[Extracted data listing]
......
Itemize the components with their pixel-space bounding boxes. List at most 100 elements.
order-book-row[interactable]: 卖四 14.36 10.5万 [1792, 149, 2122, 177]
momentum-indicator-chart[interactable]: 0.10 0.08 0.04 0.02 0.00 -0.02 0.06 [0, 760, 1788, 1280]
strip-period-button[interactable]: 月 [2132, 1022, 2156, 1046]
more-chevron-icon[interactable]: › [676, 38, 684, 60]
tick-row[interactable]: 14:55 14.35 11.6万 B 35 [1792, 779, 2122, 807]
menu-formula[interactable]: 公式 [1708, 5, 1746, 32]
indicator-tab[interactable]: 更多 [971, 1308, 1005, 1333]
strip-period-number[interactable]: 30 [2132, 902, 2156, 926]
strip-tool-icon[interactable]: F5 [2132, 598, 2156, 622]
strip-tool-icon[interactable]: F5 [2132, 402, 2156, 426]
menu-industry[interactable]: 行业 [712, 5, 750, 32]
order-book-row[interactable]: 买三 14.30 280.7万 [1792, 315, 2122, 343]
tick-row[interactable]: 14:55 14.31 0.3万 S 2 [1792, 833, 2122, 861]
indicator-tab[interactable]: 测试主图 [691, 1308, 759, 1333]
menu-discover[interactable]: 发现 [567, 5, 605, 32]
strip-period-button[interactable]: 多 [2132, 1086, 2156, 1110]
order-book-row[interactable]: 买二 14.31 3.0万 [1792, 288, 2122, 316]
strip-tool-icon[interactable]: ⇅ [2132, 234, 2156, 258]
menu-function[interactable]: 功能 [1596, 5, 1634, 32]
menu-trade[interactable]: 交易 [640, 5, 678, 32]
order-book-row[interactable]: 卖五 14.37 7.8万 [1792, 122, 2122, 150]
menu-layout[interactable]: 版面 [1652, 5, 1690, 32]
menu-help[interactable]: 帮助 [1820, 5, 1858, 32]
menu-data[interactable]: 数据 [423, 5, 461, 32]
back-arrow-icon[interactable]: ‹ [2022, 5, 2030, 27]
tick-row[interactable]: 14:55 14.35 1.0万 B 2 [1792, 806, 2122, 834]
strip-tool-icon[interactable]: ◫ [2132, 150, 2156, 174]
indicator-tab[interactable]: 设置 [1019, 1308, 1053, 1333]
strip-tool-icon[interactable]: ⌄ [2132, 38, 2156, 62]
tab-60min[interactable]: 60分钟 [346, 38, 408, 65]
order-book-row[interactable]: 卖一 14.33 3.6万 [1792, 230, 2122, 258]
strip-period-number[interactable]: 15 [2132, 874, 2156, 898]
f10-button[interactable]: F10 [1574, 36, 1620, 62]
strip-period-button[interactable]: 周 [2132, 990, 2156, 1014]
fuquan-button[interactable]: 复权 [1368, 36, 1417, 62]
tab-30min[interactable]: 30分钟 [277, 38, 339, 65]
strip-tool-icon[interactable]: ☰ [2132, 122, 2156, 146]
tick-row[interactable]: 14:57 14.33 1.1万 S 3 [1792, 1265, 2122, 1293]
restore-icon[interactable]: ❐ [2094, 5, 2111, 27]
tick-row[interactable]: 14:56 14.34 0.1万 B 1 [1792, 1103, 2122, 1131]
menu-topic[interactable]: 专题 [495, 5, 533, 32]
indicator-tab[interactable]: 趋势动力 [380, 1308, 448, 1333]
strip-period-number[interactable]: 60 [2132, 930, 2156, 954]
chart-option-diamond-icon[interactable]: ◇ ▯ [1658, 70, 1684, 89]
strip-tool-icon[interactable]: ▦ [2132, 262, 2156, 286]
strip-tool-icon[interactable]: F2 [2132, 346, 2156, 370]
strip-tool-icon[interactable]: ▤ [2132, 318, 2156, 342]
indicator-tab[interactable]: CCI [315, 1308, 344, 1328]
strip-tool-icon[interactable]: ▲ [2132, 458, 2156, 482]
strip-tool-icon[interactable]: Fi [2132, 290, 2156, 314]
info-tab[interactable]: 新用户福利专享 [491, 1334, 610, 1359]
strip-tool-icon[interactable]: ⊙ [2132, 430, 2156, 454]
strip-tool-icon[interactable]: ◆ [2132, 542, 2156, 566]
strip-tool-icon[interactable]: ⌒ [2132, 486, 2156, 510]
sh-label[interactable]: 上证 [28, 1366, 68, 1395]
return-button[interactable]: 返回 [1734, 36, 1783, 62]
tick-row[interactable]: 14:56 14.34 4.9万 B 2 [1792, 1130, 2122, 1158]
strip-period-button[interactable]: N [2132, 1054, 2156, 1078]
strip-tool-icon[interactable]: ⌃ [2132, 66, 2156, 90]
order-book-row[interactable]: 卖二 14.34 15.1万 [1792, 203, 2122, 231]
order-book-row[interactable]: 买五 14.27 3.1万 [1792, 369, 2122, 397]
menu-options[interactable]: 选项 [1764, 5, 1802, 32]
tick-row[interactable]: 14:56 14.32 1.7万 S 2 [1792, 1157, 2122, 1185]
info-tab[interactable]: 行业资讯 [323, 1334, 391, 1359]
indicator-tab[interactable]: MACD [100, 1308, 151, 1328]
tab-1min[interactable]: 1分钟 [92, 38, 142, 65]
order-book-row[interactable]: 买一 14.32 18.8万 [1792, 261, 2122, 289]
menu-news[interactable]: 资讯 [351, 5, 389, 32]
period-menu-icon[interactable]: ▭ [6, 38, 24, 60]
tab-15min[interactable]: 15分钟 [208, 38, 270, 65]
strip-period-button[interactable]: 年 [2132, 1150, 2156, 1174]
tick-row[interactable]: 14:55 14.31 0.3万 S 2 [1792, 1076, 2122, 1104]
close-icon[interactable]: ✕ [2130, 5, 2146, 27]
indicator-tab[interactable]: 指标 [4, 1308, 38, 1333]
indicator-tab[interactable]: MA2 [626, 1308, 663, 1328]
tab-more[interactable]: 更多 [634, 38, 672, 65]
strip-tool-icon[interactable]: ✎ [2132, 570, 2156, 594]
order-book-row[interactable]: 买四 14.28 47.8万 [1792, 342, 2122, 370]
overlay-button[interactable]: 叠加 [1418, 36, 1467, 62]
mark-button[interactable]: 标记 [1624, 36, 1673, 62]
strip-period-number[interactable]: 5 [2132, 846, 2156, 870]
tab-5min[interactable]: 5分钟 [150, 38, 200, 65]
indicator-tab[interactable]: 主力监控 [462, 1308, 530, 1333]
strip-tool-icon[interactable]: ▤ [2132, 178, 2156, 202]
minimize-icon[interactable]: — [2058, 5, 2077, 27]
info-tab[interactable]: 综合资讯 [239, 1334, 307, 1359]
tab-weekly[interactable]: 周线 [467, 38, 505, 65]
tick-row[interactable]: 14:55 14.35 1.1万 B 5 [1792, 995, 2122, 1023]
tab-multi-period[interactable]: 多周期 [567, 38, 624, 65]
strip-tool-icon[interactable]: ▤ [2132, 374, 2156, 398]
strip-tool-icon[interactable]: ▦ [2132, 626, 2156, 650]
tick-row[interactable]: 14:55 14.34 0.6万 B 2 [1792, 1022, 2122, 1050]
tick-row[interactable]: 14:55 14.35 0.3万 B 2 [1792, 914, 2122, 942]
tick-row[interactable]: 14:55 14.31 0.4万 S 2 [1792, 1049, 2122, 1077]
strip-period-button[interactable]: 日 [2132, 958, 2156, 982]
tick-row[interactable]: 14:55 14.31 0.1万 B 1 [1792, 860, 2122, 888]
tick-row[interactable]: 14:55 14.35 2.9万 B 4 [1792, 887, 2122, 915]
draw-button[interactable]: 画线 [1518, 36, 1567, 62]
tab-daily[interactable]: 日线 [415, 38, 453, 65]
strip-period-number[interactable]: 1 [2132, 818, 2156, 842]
......
- [TASK PROMPT]: Pull every line from the listing above and reproduce each one without any change.

- [ANSWER TO THE EXERCISE]:
Itemize the components with their pixel-space bounding boxes. List at most 100 elements.
order-book-row[interactable]: 卖四 14.36 10.5万 [1792, 149, 2122, 177]
momentum-indicator-chart[interactable]: 0.10 0.08 0.04 0.02 0.00 -0.02 0.06 [0, 760, 1788, 1280]
strip-period-button[interactable]: 月 [2132, 1022, 2156, 1046]
more-chevron-icon[interactable]: › [676, 38, 684, 60]
tick-row[interactable]: 14:55 14.35 11.6万 B 35 [1792, 779, 2122, 807]
menu-formula[interactable]: 公式 [1708, 5, 1746, 32]
indicator-tab[interactable]: 更多 [971, 1308, 1005, 1333]
strip-period-number[interactable]: 30 [2132, 902, 2156, 926]
strip-tool-icon[interactable]: F5 [2132, 598, 2156, 622]
strip-tool-icon[interactable]: F5 [2132, 402, 2156, 426]
menu-industry[interactable]: 行业 [712, 5, 750, 32]
order-book-row[interactable]: 买三 14.30 280.7万 [1792, 315, 2122, 343]
tick-row[interactable]: 14:55 14.31 0.3万 S 2 [1792, 833, 2122, 861]
indicator-tab[interactable]: 测试主图 [691, 1308, 759, 1333]
menu-discover[interactable]: 发现 [567, 5, 605, 32]
strip-period-button[interactable]: 多 [2132, 1086, 2156, 1110]
order-book-row[interactable]: 买二 14.31 3.0万 [1792, 288, 2122, 316]
strip-tool-icon[interactable]: ⇅ [2132, 234, 2156, 258]
menu-function[interactable]: 功能 [1596, 5, 1634, 32]
menu-trade[interactable]: 交易 [640, 5, 678, 32]
order-book-row[interactable]: 卖五 14.37 7.8万 [1792, 122, 2122, 150]
menu-layout[interactable]: 版面 [1652, 5, 1690, 32]
menu-help[interactable]: 帮助 [1820, 5, 1858, 32]
menu-data[interactable]: 数据 [423, 5, 461, 32]
back-arrow-icon[interactable]: ‹ [2022, 5, 2030, 27]
tick-row[interactable]: 14:55 14.35 1.0万 B 2 [1792, 806, 2122, 834]
strip-tool-icon[interactable]: ◫ [2132, 150, 2156, 174]
indicator-tab[interactable]: 设置 [1019, 1308, 1053, 1333]
strip-tool-icon[interactable]: ⌄ [2132, 38, 2156, 62]
tab-60min[interactable]: 60分钟 [346, 38, 408, 65]
order-book-row[interactable]: 卖一 14.33 3.6万 [1792, 230, 2122, 258]
strip-period-number[interactable]: 15 [2132, 874, 2156, 898]
f10-button[interactable]: F10 [1574, 36, 1620, 62]
strip-period-button[interactable]: 周 [2132, 990, 2156, 1014]
fuquan-button[interactable]: 复权 [1368, 36, 1417, 62]
tab-30min[interactable]: 30分钟 [277, 38, 339, 65]
strip-tool-icon[interactable]: ☰ [2132, 122, 2156, 146]
tick-row[interactable]: 14:57 14.33 1.1万 S 3 [1792, 1265, 2122, 1293]
restore-icon[interactable]: ❐ [2094, 5, 2111, 27]
tick-row[interactable]: 14:56 14.34 0.1万 B 1 [1792, 1103, 2122, 1131]
menu-topic[interactable]: 专题 [495, 5, 533, 32]
indicator-tab[interactable]: 趋势动力 [380, 1308, 448, 1333]
strip-period-number[interactable]: 60 [2132, 930, 2156, 954]
chart-option-diamond-icon[interactable]: ◇ ▯ [1658, 70, 1684, 89]
strip-tool-icon[interactable]: ▦ [2132, 262, 2156, 286]
strip-tool-icon[interactable]: F2 [2132, 346, 2156, 370]
strip-tool-icon[interactable]: ▤ [2132, 318, 2156, 342]
indicator-tab[interactable]: CCI [315, 1308, 344, 1328]
strip-tool-icon[interactable]: ▲ [2132, 458, 2156, 482]
strip-tool-icon[interactable]: Fi [2132, 290, 2156, 314]
info-tab[interactable]: 新用户福利专享 [491, 1334, 610, 1359]
strip-tool-icon[interactable]: ⊙ [2132, 430, 2156, 454]
strip-tool-icon[interactable]: ◆ [2132, 542, 2156, 566]
strip-tool-icon[interactable]: ⌒ [2132, 486, 2156, 510]
sh-label[interactable]: 上证 [28, 1366, 68, 1395]
return-button[interactable]: 返回 [1734, 36, 1783, 62]
tick-row[interactable]: 14:56 14.34 4.9万 B 2 [1792, 1130, 2122, 1158]
strip-period-button[interactable]: N [2132, 1054, 2156, 1078]
strip-tool-icon[interactable]: ⌃ [2132, 66, 2156, 90]
order-book-row[interactable]: 卖二 14.34 15.1万 [1792, 203, 2122, 231]
order-book-row[interactable]: 买五 14.27 3.1万 [1792, 369, 2122, 397]
menu-options[interactable]: 选项 [1764, 5, 1802, 32]
tick-row[interactable]: 14:56 14.32 1.7万 S 2 [1792, 1157, 2122, 1185]
info-tab[interactable]: 行业资讯 [323, 1334, 391, 1359]
indicator-tab[interactable]: MACD [100, 1308, 151, 1328]
tab-1min[interactable]: 1分钟 [92, 38, 142, 65]
order-book-row[interactable]: 买一 14.32 18.8万 [1792, 261, 2122, 289]
menu-news[interactable]: 资讯 [351, 5, 389, 32]
period-menu-icon[interactable]: ▭ [6, 38, 24, 60]
tab-15min[interactable]: 15分钟 [208, 38, 270, 65]
strip-period-button[interactable]: 年 [2132, 1150, 2156, 1174]
tick-row[interactable]: 14:55 14.31 0.3万 S 2 [1792, 1076, 2122, 1104]
close-icon[interactable]: ✕ [2130, 5, 2146, 27]
indicator-tab[interactable]: 指标 [4, 1308, 38, 1333]
indicator-tab[interactable]: MA2 [626, 1308, 663, 1328]
tab-more[interactable]: 更多 [634, 38, 672, 65]
strip-tool-icon[interactable]: ✎ [2132, 570, 2156, 594]
order-book-row[interactable]: 买四 14.28 47.8万 [1792, 342, 2122, 370]
overlay-button[interactable]: 叠加 [1418, 36, 1467, 62]
mark-button[interactable]: 标记 [1624, 36, 1673, 62]
strip-period-number[interactable]: 5 [2132, 846, 2156, 870]
tab-5min[interactable]: 5分钟 [150, 38, 200, 65]
indicator-tab[interactable]: 主力监控 [462, 1308, 530, 1333]
strip-tool-icon[interactable]: ▤ [2132, 178, 2156, 202]
minimize-icon[interactable]: — [2058, 5, 2077, 27]
info-tab[interactable]: 综合资讯 [239, 1334, 307, 1359]
tab-weekly[interactable]: 周线 [467, 38, 505, 65]
tick-row[interactable]: 14:55 14.35 1.1万 B 5 [1792, 995, 2122, 1023]
tab-multi-period[interactable]: 多周期 [567, 38, 624, 65]
strip-tool-icon[interactable]: ▤ [2132, 374, 2156, 398]
strip-tool-icon[interactable]: ▦ [2132, 626, 2156, 650]
tick-row[interactable]: 14:55 14.34 0.6万 B 2 [1792, 1022, 2122, 1050]
tick-row[interactable]: 14:55 14.35 0.3万 B 2 [1792, 914, 2122, 942]
tick-row[interactable]: 14:55 14.31 0.4万 S 2 [1792, 1049, 2122, 1077]
strip-period-button[interactable]: 日 [2132, 958, 2156, 982]
tick-row[interactable]: 14:55 14.31 0.1万 B 1 [1792, 860, 2122, 888]
tick-row[interactable]: 14:55 14.35 2.9万 B 4 [1792, 887, 2122, 915]
draw-button[interactable]: 画线 [1518, 36, 1567, 62]
tab-daily[interactable]: 日线 [415, 38, 453, 65]
strip-period-number[interactable]: 1 [2132, 818, 2156, 842]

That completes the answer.